— begin Exercise data —

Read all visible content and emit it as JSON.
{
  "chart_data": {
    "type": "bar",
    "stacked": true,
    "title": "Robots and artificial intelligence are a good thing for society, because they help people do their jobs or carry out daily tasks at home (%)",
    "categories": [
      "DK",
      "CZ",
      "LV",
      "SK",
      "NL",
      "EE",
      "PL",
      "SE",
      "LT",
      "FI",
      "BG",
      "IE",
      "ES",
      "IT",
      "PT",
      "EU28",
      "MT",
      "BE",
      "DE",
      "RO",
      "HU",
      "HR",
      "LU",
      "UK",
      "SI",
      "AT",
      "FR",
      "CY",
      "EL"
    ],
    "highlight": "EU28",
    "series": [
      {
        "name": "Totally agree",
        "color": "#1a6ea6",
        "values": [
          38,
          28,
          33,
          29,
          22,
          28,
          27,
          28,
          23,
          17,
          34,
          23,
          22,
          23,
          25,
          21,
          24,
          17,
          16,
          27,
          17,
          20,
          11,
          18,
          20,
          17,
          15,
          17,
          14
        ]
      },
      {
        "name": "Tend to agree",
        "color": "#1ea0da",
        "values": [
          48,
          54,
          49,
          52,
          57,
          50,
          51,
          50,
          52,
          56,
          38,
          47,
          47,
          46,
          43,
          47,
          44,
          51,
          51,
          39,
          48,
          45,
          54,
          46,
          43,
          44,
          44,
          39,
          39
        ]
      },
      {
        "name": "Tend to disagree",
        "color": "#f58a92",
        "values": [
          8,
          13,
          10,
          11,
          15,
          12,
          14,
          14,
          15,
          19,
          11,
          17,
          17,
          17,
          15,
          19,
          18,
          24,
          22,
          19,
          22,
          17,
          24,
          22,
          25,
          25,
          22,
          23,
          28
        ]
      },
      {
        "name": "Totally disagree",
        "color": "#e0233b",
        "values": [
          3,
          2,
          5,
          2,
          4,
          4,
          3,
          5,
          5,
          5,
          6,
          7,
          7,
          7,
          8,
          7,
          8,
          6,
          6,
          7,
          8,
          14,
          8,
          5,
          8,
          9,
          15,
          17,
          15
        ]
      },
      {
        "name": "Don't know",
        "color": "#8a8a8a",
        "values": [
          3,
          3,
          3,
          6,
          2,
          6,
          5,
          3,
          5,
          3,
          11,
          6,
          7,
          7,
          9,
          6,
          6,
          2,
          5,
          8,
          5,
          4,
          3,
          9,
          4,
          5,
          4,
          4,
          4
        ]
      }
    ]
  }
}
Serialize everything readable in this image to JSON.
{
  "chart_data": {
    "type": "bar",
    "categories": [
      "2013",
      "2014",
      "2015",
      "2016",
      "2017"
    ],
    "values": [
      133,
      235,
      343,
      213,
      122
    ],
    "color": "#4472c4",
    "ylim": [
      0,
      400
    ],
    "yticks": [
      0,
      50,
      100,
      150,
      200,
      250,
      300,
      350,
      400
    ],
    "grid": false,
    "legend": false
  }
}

— end Exercise data —

Everything from the line containing "Serialize everything readable" to the last line of the entries above should be quoted exactly, and only that.

Serialize everything readable in this image to JSON.
{
  "chart_data": {
    "type": "bar",
    "categories": [
      "2013",
      "2014",
      "2015",
      "2016",
      "2017"
    ],
    "values": [
      133,
      235,
      343,
      213,
      122
    ],
    "color": "#4472c4",
    "ylim": [
      0,
      400
    ],
    "yticks": [
      0,
      50,
      100,
      150,
      200,
      250,
      300,
      350,
      400
    ],
    "grid": false,
    "legend": false
  }
}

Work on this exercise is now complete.